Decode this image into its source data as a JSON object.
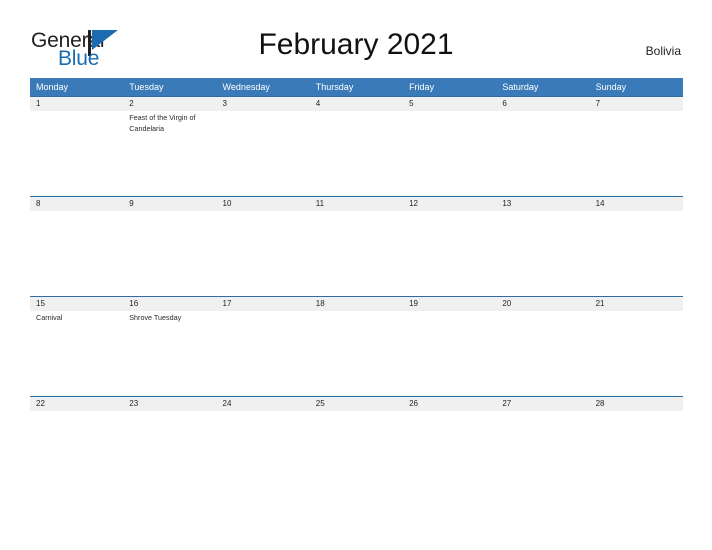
{
  "logo": {
    "text_primary": "General",
    "text_secondary": "Blue",
    "icon": "flag-triangle-icon",
    "color_primary": "#231f20",
    "color_secondary": "#1b6cb0"
  },
  "header": {
    "title": "February 2021",
    "country": "Bolivia",
    "accent_color": "#3a7ab8",
    "row_divider_color": "#2e6da4",
    "day_band_color": "#f0f0f0"
  },
  "weekdays": [
    "Monday",
    "Tuesday",
    "Wednesday",
    "Thursday",
    "Friday",
    "Saturday",
    "Sunday"
  ],
  "weeks": [
    {
      "days": [
        {
          "number": "1",
          "events": ""
        },
        {
          "number": "2",
          "events": "Feast of the Virgin of Candelaria"
        },
        {
          "number": "3",
          "events": ""
        },
        {
          "number": "4",
          "events": ""
        },
        {
          "number": "5",
          "events": ""
        },
        {
          "number": "6",
          "events": ""
        },
        {
          "number": "7",
          "events": ""
        }
      ]
    },
    {
      "days": [
        {
          "number": "8",
          "events": ""
        },
        {
          "number": "9",
          "events": ""
        },
        {
          "number": "10",
          "events": ""
        },
        {
          "number": "11",
          "events": ""
        },
        {
          "number": "12",
          "events": ""
        },
        {
          "number": "13",
          "events": ""
        },
        {
          "number": "14",
          "events": ""
        }
      ]
    },
    {
      "days": [
        {
          "number": "15",
          "events": "Carnival"
        },
        {
          "number": "16",
          "events": "Shrove Tuesday"
        },
        {
          "number": "17",
          "events": ""
        },
        {
          "number": "18",
          "events": ""
        },
        {
          "number": "19",
          "events": ""
        },
        {
          "number": "20",
          "events": ""
        },
        {
          "number": "21",
          "events": ""
        }
      ]
    },
    {
      "days": [
        {
          "number": "22",
          "events": ""
        },
        {
          "number": "23",
          "events": ""
        },
        {
          "number": "24",
          "events": ""
        },
        {
          "number": "25",
          "events": ""
        },
        {
          "number": "26",
          "events": ""
        },
        {
          "number": "27",
          "events": ""
        },
        {
          "number": "28",
          "events": ""
        }
      ]
    }
  ]
}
------------------------------------------------------------------------
Your task
Quote the records above in full, dropping each picture.

Answer
Decode this image into its source data as a JSON object.
{
  "logo": {
    "text_primary": "General",
    "text_secondary": "Blue",
    "icon": "flag-triangle-icon",
    "color_primary": "#231f20",
    "color_secondary": "#1b6cb0"
  },
  "header": {
    "title": "February 2021",
    "country": "Bolivia",
    "accent_color": "#3a7ab8",
    "row_divider_color": "#2e6da4",
    "day_band_color": "#f0f0f0"
  },
  "weekdays": [
    "Monday",
    "Tuesday",
    "Wednesday",
    "Thursday",
    "Friday",
    "Saturday",
    "Sunday"
  ],
  "weeks": [
    {
      "days": [
        {
          "number": "1",
          "events": ""
        },
        {
          "number": "2",
          "events": "Feast of the Virgin of Candelaria"
        },
        {
          "number": "3",
          "events": ""
        },
        {
          "number": "4",
          "events": ""
        },
        {
          "number": "5",
          "events": ""
        },
        {
          "number": "6",
          "events": ""
        },
        {
          "number": "7",
          "events": ""
        }
      ]
    },
    {
      "days": [
        {
          "number": "8",
          "events": ""
        },
        {
          "number": "9",
          "events": ""
        },
        {
          "number": "10",
          "events": ""
        },
        {
          "number": "11",
          "events": ""
        },
        {
          "number": "12",
          "events": ""
        },
        {
          "number": "13",
          "events": ""
        },
        {
          "number": "14",
          "events": ""
        }
      ]
    },
    {
      "days": [
        {
          "number": "15",
          "events": "Carnival"
        },
        {
          "number": "16",
          "events": "Shrove Tuesday"
        },
        {
          "number": "17",
          "events": ""
        },
        {
          "number": "18",
          "events": ""
        },
        {
          "number": "19",
          "events": ""
        },
        {
          "number": "20",
          "events": ""
        },
        {
          "number": "21",
          "events": ""
        }
      ]
    },
    {
      "days": [
        {
          "number": "22",
          "events": ""
        },
        {
          "number": "23",
          "events": ""
        },
        {
          "number": "24",
          "events": ""
        },
        {
          "number": "25",
          "events": ""
        },
        {
          "number": "26",
          "events": ""
        },
        {
          "number": "27",
          "events": ""
        },
        {
          "number": "28",
          "events": ""
        }
      ]
    }
  ]
}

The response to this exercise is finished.